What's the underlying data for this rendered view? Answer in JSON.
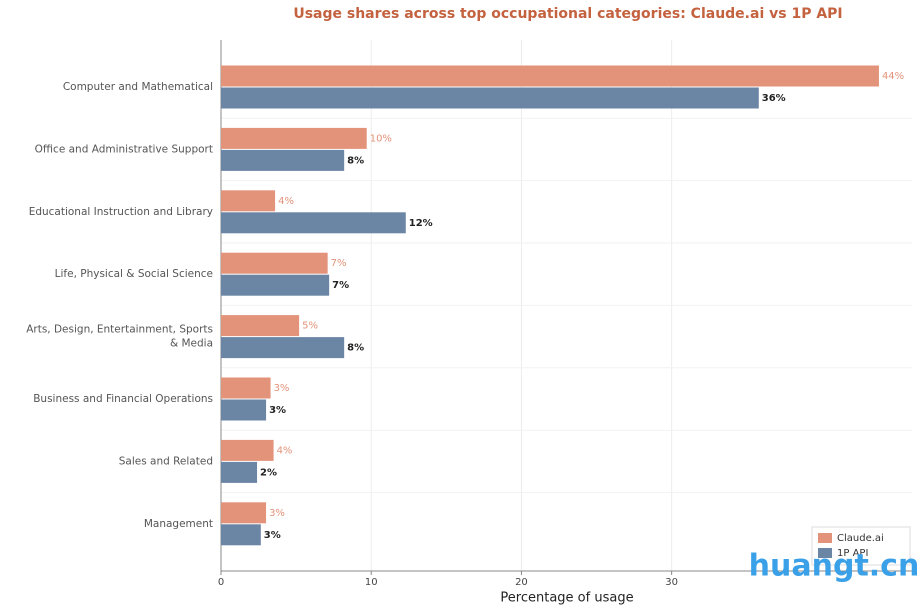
{
  "chart_data": {
    "type": "hbar",
    "title": "Usage shares across top occupational categories: Claude.ai vs 1P API",
    "x_label": "Percentage of usage",
    "categories": [
      "Computer and Mathematical",
      "Office and Administrative Support",
      "Educational Instruction and Library",
      "Life, Physical & Social Science",
      "Arts, Design, Entertainment, Sports & Media",
      "Business and Financial Operations",
      "Sales and Related",
      "Management"
    ],
    "series": [
      {
        "name": "Claude.ai",
        "color": "#e3937a",
        "values": [
          43.8,
          9.7,
          3.6,
          7.1,
          5.2,
          3.3,
          3.5,
          3.0
        ],
        "value_labels": [
          "44%",
          "10%",
          "4%",
          "7%",
          "5%",
          "3%",
          "4%",
          "3%"
        ]
      },
      {
        "name": "1P API",
        "color": "#6b86a5",
        "values": [
          35.8,
          8.2,
          12.3,
          7.2,
          8.2,
          3.0,
          2.4,
          2.65
        ],
        "value_labels": [
          "36%",
          "8%",
          "12%",
          "7%",
          "8%",
          "3%",
          "2%",
          "3%"
        ]
      }
    ],
    "xlim": [
      0,
      46
    ],
    "xticks": [
      0,
      10,
      20,
      30
    ],
    "grid": true,
    "legend": "lower right",
    "watermark": "huangt.cn"
  }
}
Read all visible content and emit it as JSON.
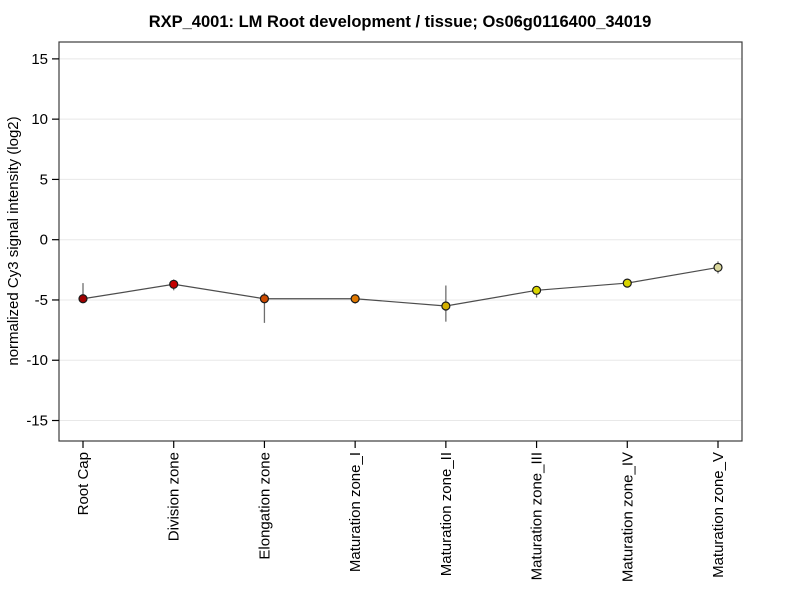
{
  "chart_data": {
    "type": "line",
    "title": "RXP_4001: LM Root development / tissue; Os06g0116400_34019",
    "ylabel": "normalized Cy3 signal intensity (log2)",
    "xlabel": "",
    "categories": [
      "Root Cap",
      "Division zone",
      "Elongation zone",
      "Maturation zone_I",
      "Maturation zone_II",
      "Maturation zone_III",
      "Maturation zone_IV",
      "Maturation zone_V"
    ],
    "series": [
      {
        "name": "normalized Cy3 signal intensity (log2)",
        "values": [
          -4.9,
          -3.7,
          -4.9,
          -4.9,
          -5.5,
          -4.2,
          -3.6,
          -2.3
        ],
        "error_high": [
          -3.6,
          -3.3,
          -4.4,
          -4.6,
          -3.8,
          -3.9,
          -3.3,
          -1.8
        ],
        "error_low": [
          -5.2,
          -4.2,
          -6.9,
          -5.3,
          -6.8,
          -4.8,
          -3.9,
          -2.8
        ],
        "point_colors": [
          "#a00000",
          "#c40000",
          "#cc4a00",
          "#e07800",
          "#d4b000",
          "#d8d400",
          "#d8d400",
          "#d9d79c"
        ]
      }
    ],
    "yticks": [
      15,
      10,
      5,
      0,
      -5,
      -10,
      -15
    ],
    "ylim": [
      -16.7,
      16.4
    ],
    "grid": true,
    "legend": "none",
    "colors": {
      "line": "#4d4d4d",
      "errorbar": "#6e6e6e",
      "gridline": "#e8e8e8",
      "frame": "#3c3c3c",
      "marker_outline": "#1a1a1a",
      "background": "#ffffff"
    }
  }
}
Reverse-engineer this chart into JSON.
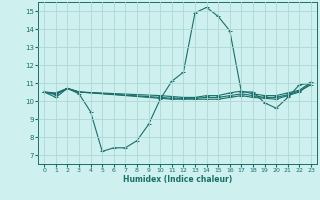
{
  "xlabel": "Humidex (Indice chaleur)",
  "background_color": "#cef0ee",
  "grid_color": "#aed8d5",
  "line_color": "#1a6e6a",
  "xlim": [
    -0.5,
    23.5
  ],
  "ylim": [
    6.5,
    15.5
  ],
  "yticks": [
    7,
    8,
    9,
    10,
    11,
    12,
    13,
    14,
    15
  ],
  "xticks": [
    0,
    1,
    2,
    3,
    4,
    5,
    6,
    7,
    8,
    9,
    10,
    11,
    12,
    13,
    14,
    15,
    16,
    17,
    18,
    19,
    20,
    21,
    22,
    23
  ],
  "lines": [
    {
      "x": [
        0,
        1,
        2,
        3,
        4,
        5,
        6,
        7,
        8,
        9,
        10,
        11,
        12,
        13,
        14,
        15,
        16,
        17,
        18,
        19,
        20,
        21,
        22,
        23
      ],
      "y": [
        10.5,
        10.2,
        10.7,
        10.4,
        9.4,
        7.2,
        7.4,
        7.4,
        7.8,
        8.7,
        10.1,
        11.1,
        11.6,
        14.9,
        15.2,
        14.7,
        13.9,
        10.5,
        10.5,
        9.9,
        9.6,
        10.2,
        10.9,
        11.0
      ]
    },
    {
      "x": [
        0,
        1,
        2,
        3,
        10,
        11,
        12,
        13,
        14,
        15,
        16,
        17,
        18,
        19,
        20,
        21,
        22,
        23
      ],
      "y": [
        10.5,
        10.4,
        10.7,
        10.5,
        10.15,
        10.1,
        10.1,
        10.1,
        10.1,
        10.1,
        10.2,
        10.3,
        10.2,
        10.15,
        10.1,
        10.3,
        10.5,
        11.0
      ]
    },
    {
      "x": [
        0,
        1,
        2,
        3,
        10,
        11,
        12,
        13,
        14,
        15,
        16,
        17,
        18,
        19,
        20,
        21,
        22,
        23
      ],
      "y": [
        10.5,
        10.35,
        10.7,
        10.5,
        10.2,
        10.15,
        10.15,
        10.15,
        10.2,
        10.2,
        10.3,
        10.4,
        10.3,
        10.2,
        10.2,
        10.35,
        10.55,
        10.9
      ]
    },
    {
      "x": [
        0,
        1,
        2,
        3,
        10,
        11,
        12,
        13,
        14,
        15,
        16,
        17,
        18,
        19,
        20,
        21,
        22,
        23
      ],
      "y": [
        10.5,
        10.45,
        10.7,
        10.5,
        10.3,
        10.25,
        10.2,
        10.2,
        10.3,
        10.3,
        10.45,
        10.55,
        10.4,
        10.3,
        10.3,
        10.45,
        10.6,
        11.05
      ]
    }
  ]
}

____________________

From the records given above, reproduce all text exactly and exclude each picture.

What's the underlying data for this rendered view? Answer in JSON.
{
  "chart_data": {
    "type": "hbar",
    "title": "Usage shares across top occupational categories: Claude.ai vs 1P API",
    "x_label": "Percentage of usage",
    "categories": [
      "Computer and Mathematical",
      "Office and Administrative Support",
      "Educational Instruction and Library",
      "Life, Physical & Social Science",
      "Arts, Design, Entertainment, Sports & Media",
      "Business and Financial Operations",
      "Sales and Related",
      "Management"
    ],
    "series": [
      {
        "name": "Claude.ai",
        "color": "#e3937a",
        "values": [
          43.8,
          9.7,
          3.6,
          7.1,
          5.2,
          3.3,
          3.5,
          3.0
        ],
        "value_labels": [
          "44%",
          "10%",
          "4%",
          "7%",
          "5%",
          "3%",
          "4%",
          "3%"
        ]
      },
      {
        "name": "1P API",
        "color": "#6b86a5",
        "values": [
          35.8,
          8.2,
          12.3,
          7.2,
          8.2,
          3.0,
          2.4,
          2.65
        ],
        "value_labels": [
          "36%",
          "8%",
          "12%",
          "7%",
          "8%",
          "3%",
          "2%",
          "3%"
        ]
      }
    ],
    "xlim": [
      0,
      46
    ],
    "xticks": [
      0,
      10,
      20,
      30
    ],
    "grid": true,
    "legend": "lower right",
    "watermark": "huangt.cn"
  }
}
Read all visible content and emit it as JSON.
{
  "chart_data": {
    "type": "line",
    "title": "RXP_4001: LM Root development / tissue; Os06g0116400_34019",
    "ylabel": "normalized Cy3 signal intensity (log2)",
    "xlabel": "",
    "categories": [
      "Root Cap",
      "Division zone",
      "Elongation zone",
      "Maturation zone_I",
      "Maturation zone_II",
      "Maturation zone_III",
      "Maturation zone_IV",
      "Maturation zone_V"
    ],
    "series": [
      {
        "name": "normalized Cy3 signal intensity (log2)",
        "values": [
          -4.9,
          -3.7,
          -4.9,
          -4.9,
          -5.5,
          -4.2,
          -3.6,
          -2.3
        ],
        "error_high": [
          -3.6,
          -3.3,
          -4.4,
          -4.6,
          -3.8,
          -3.9,
          -3.3,
          -1.8
        ],
        "error_low": [
          -5.2,
          -4.2,
          -6.9,
          -5.3,
          -6.8,
          -4.8,
          -3.9,
          -2.8
        ],
        "point_colors": [
          "#a00000",
          "#c40000",
          "#cc4a00",
          "#e07800",
          "#d4b000",
          "#d8d400",
          "#d8d400",
          "#d9d79c"
        ]
      }
    ],
    "yticks": [
      15,
      10,
      5,
      0,
      -5,
      -10,
      -15
    ],
    "ylim": [
      -16.7,
      16.4
    ],
    "grid": true,
    "legend": "none",
    "colors": {
      "line": "#4d4d4d",
      "errorbar": "#6e6e6e",
      "gridline": "#e8e8e8",
      "frame": "#3c3c3c",
      "marker_outline": "#1a1a1a",
      "background": "#ffffff"
    }
  }
}
Reverse-engineer this chart into JSON.
{
  "xlabel": "Humidex (Indice chaleur)",
  "background_color": "#cef0ee",
  "grid_color": "#aed8d5",
  "line_color": "#1a6e6a",
  "xlim": [
    -0.5,
    23.5
  ],
  "ylim": [
    6.5,
    15.5
  ],
  "yticks": [
    7,
    8,
    9,
    10,
    11,
    12,
    13,
    14,
    15
  ],
  "xticks": [
    0,
    1,
    2,
    3,
    4,
    5,
    6,
    7,
    8,
    9,
    10,
    11,
    12,
    13,
    14,
    15,
    16,
    17,
    18,
    19,
    20,
    21,
    22,
    23
  ],
  "lines": [
    {
      "x": [
        0,
        1,
        2,
        3,
        4,
        5,
        6,
        7,
        8,
        9,
        10,
        11,
        12,
        13,
        14,
        15,
        16,
        17,
        18,
        19,
        20,
        21,
        22,
        23
      ],
      "y": [
        10.5,
        10.2,
        10.7,
        10.4,
        9.4,
        7.2,
        7.4,
        7.4,
        7.8,
        8.7,
        10.1,
        11.1,
        11.6,
        14.9,
        15.2,
        14.7,
        13.9,
        10.5,
        10.5,
        9.9,
        9.6,
        10.2,
        10.9,
        11.0
      ]
    },
    {
      "x": [
        0,
        1,
        2,
        3,
        10,
        11,
        12,
        13,
        14,
        15,
        16,
        17,
        18,
        19,
        20,
        21,
        22,
        23
      ],
      "y": [
        10.5,
        10.4,
        10.7,
        10.5,
        10.15,
        10.1,
        10.1,
        10.1,
        10.1,
        10.1,
        10.2,
        10.3,
        10.2,
        10.15,
        10.1,
        10.3,
        10.5,
        11.0
      ]
    },
    {
      "x": [
        0,
        1,
        2,
        3,
        10,
        11,
        12,
        13,
        14,
        15,
        16,
        17,
        18,
        19,
        20,
        21,
        22,
        23
      ],
      "y": [
        10.5,
        10.35,
        10.7,
        10.5,
        10.2,
        10.15,
        10.15,
        10.15,
        10.2,
        10.2,
        10.3,
        10.4,
        10.3,
        10.2,
        10.2,
        10.35,
        10.55,
        10.9
      ]
    },
    {
      "x": [
        0,
        1,
        2,
        3,
        10,
        11,
        12,
        13,
        14,
        15,
        16,
        17,
        18,
        19,
        20,
        21,
        22,
        23
      ],
      "y": [
        10.5,
        10.45,
        10.7,
        10.5,
        10.3,
        10.25,
        10.2,
        10.2,
        10.3,
        10.3,
        10.45,
        10.55,
        10.4,
        10.3,
        10.3,
        10.45,
        10.6,
        11.05
      ]
    }
  ]
}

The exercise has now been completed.